SELECTED TEXT:

============

9/14 Wrixhill Farmhouse

GV II*

Farmhouse. Late C15 extended and altered in approximately early C17 with later C17
wing and further alterations in C18 and C19. Rendered cob walls. Asbestos slate
roof hipped at left end and gabled to right. 2 axial stacks, left-handed one is of
rubble, right-hand one is constructed of dressed granite; rendered rubble lateral
stack to inner face of rear wing.
Complex and unusual development of plan. Originally three room and through-passage
plan with lower room to the right. There was a central hearth in the 2-bay hall and
the house was also open to the roof over the lower end but the inner room was
floored. The insertion of the 2 axial stacks may have coincided with this addition
or occurred at any time in the first half of the C17; they need not necessarily be
exactly contemporary. An unusual aspect of this customary stage of modernisation
was that instead of keeping to the tradition 3-room and through-passage plan the
insertion of the 2 stacks created just 2 rooms with a very wide passage onto which
the stacks backed; thus the hall was occupied by the passage and lower stack and the
passage was absorbed into a large heated lower room. Possibly this became a kitchen
and the left-hand room, which had the 2nd axial stack, a parlour. The hall, which
had now become the passage, was ceiled at this stage; the lower room, despite the
insertion of a stack, was not ceiled and remarkably, according to the present owner,
was recalled by his grandmother as having been still open to the roof within her
memory. This is corroborated by the lack of ceiling beams visible at this end of
the house and the existence of only C19 joinery compared to the C17 and C18 joinery
visible in other parts. In the later C17 a 1-room wing was added at the rear of the
left-hand room heated by a lateral stack - this may have been intended as a kitchen
although this then raises the question of what use the unceiled right-hand room was
put to. A certain amount of remodelling appears to have occurred in the C18 from
the evidence of several 2-panel doors and a staircase with turned balusters leading
from the lower room to over the passage. In the C19 leanto additions were made at
the right-hand end of the house, at the rear of the main block and against the inner
face of the rear wing - this formed a passage from the house to an outbuilding which
was attached at the rear of the wing.

============

SHORT PROBLEM A:
Answer these questions from the farmhouse description:
(i) What are the walls made of?
(ii) Where was the hearth in the 2-bay hall?
(iii) In which century were the leanto additions made?
SHORT PROBLEM B: Reproduce the stretch of the farmhouse description from "9/14 Wrixhill Farmhouse" through "of rear wing." word for word.

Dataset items
============

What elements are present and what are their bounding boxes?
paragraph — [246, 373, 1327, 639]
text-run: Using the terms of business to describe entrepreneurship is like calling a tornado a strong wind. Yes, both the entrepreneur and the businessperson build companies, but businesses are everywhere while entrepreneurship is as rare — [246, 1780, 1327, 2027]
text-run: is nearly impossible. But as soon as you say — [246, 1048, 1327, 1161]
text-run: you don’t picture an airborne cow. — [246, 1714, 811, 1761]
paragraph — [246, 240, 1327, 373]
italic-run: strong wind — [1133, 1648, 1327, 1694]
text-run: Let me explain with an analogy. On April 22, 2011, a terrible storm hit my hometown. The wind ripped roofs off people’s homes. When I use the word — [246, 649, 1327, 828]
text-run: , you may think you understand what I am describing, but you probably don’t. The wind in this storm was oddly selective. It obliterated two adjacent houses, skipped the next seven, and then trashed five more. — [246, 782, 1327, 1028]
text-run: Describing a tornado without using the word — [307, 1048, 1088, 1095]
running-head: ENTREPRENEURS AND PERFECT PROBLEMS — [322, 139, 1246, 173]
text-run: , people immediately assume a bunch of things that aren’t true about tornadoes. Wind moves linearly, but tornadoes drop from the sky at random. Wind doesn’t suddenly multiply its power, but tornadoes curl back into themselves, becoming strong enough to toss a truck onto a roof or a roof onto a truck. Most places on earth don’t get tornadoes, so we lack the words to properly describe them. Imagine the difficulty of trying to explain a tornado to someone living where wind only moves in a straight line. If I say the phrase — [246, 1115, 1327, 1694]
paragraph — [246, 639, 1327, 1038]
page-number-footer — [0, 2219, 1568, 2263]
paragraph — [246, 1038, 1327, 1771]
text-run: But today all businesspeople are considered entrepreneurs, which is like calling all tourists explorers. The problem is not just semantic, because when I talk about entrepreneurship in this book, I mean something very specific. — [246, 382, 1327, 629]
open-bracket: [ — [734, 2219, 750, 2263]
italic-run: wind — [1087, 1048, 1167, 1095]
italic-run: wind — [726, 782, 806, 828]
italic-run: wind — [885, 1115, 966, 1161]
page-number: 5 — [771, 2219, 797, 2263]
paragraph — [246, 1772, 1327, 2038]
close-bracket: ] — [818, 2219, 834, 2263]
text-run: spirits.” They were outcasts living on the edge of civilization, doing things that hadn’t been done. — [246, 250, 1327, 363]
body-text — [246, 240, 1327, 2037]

============

TASK RESPONSE A:
(i) Rendered cob
(ii) It was a central hearth.
(iii) The C19

TASK RESPONSE B:
9/14 Wrixhill Farmhouse

GV II*

Farmhouse. Late C15 extended and altered in approximately early C17 with later C17
wing and further alterations in C18 and C19. Rendered cob walls. Asbestos slate
roof hipped at left end and gabled to right. 2 axial stacks, left-handed one is of
rubble, right-hand one is constructed of dressed granite; rendered rubble lateral
stack to inner face of rear wing.